**THE EXERCISE**: All of the data must be printed exactly; please include every line.

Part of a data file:
--*--

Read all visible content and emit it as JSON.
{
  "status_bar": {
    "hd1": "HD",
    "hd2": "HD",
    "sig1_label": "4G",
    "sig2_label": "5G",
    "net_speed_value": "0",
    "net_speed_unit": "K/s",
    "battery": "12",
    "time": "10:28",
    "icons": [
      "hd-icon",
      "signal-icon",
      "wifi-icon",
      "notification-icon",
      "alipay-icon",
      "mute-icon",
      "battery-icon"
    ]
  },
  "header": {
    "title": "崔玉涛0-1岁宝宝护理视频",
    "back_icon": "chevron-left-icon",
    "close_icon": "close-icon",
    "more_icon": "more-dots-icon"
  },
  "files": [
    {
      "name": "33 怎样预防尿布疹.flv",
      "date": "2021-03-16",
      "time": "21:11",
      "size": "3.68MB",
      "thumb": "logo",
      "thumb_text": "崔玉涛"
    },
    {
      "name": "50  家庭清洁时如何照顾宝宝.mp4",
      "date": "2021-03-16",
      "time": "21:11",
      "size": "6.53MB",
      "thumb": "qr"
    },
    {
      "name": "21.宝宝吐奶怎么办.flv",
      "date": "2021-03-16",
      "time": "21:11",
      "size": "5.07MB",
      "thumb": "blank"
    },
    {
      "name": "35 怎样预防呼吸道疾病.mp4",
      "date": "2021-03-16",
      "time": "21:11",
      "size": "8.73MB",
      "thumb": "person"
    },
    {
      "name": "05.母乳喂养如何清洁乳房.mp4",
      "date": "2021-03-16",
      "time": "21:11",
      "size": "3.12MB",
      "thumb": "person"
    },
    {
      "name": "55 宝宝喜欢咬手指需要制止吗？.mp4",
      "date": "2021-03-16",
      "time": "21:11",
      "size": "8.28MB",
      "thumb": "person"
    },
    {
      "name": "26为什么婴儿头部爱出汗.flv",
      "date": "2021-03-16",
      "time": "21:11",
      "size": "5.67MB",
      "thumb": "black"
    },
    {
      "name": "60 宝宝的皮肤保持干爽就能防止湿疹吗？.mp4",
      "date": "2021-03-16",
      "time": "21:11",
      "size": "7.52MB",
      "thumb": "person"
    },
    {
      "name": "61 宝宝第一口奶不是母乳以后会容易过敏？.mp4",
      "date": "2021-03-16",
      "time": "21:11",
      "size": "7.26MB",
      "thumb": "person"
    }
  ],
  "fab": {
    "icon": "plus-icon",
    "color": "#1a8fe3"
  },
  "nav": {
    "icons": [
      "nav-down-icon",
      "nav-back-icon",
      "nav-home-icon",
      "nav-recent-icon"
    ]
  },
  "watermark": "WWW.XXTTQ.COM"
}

--*--

**OUTPUT OF THE EXERCISE**:
Read all visible content and emit it as JSON.
{
  "status_bar": {
    "hd1": "HD",
    "hd2": "HD",
    "sig1_label": "4G",
    "sig2_label": "5G",
    "net_speed_value": "0",
    "net_speed_unit": "K/s",
    "battery": "12",
    "time": "10:28",
    "icons": [
      "hd-icon",
      "signal-icon",
      "wifi-icon",
      "notification-icon",
      "alipay-icon",
      "mute-icon",
      "battery-icon"
    ]
  },
  "header": {
    "title": "崔玉涛0-1岁宝宝护理视频",
    "back_icon": "chevron-left-icon",
    "close_icon": "close-icon",
    "more_icon": "more-dots-icon"
  },
  "files": [
    {
      "name": "33 怎样预防尿布疹.flv",
      "date": "2021-03-16",
      "time": "21:11",
      "size": "3.68MB",
      "thumb": "logo",
      "thumb_text": "崔玉涛"
    },
    {
      "name": "50  家庭清洁时如何照顾宝宝.mp4",
      "date": "2021-03-16",
      "time": "21:11",
      "size": "6.53MB",
      "thumb": "qr"
    },
    {
      "name": "21.宝宝吐奶怎么办.flv",
      "date": "2021-03-16",
      "time": "21:11",
      "size": "5.07MB",
      "thumb": "blank"
    },
    {
      "name": "35 怎样预防呼吸道疾病.mp4",
      "date": "2021-03-16",
      "time": "21:11",
      "size": "8.73MB",
      "thumb": "person"
    },
    {
      "name": "05.母乳喂养如何清洁乳房.mp4",
      "date": "2021-03-16",
      "time": "21:11",
      "size": "3.12MB",
      "thumb": "person"
    },
    {
      "name": "55 宝宝喜欢咬手指需要制止吗？.mp4",
      "date": "2021-03-16",
      "time": "21:11",
      "size": "8.28MB",
      "thumb": "person"
    },
    {
      "name": "26为什么婴儿头部爱出汗.flv",
      "date": "2021-03-16",
      "time": "21:11",
      "size": "5.67MB",
      "thumb": "black"
    },
    {
      "name": "60 宝宝的皮肤保持干爽就能防止湿疹吗？.mp4",
      "date": "2021-03-16",
      "time": "21:11",
      "size": "7.52MB",
      "thumb": "person"
    },
    {
      "name": "61 宝宝第一口奶不是母乳以后会容易过敏？.mp4",
      "date": "2021-03-16",
      "time": "21:11",
      "size": "7.26MB",
      "thumb": "person"
    }
  ],
  "fab": {
    "icon": "plus-icon",
    "color": "#1a8fe3"
  },
  "nav": {
    "icons": [
      "nav-down-icon",
      "nav-back-icon",
      "nav-home-icon",
      "nav-recent-icon"
    ]
  },
  "watermark": "WWW.XXTTQ.COM"
}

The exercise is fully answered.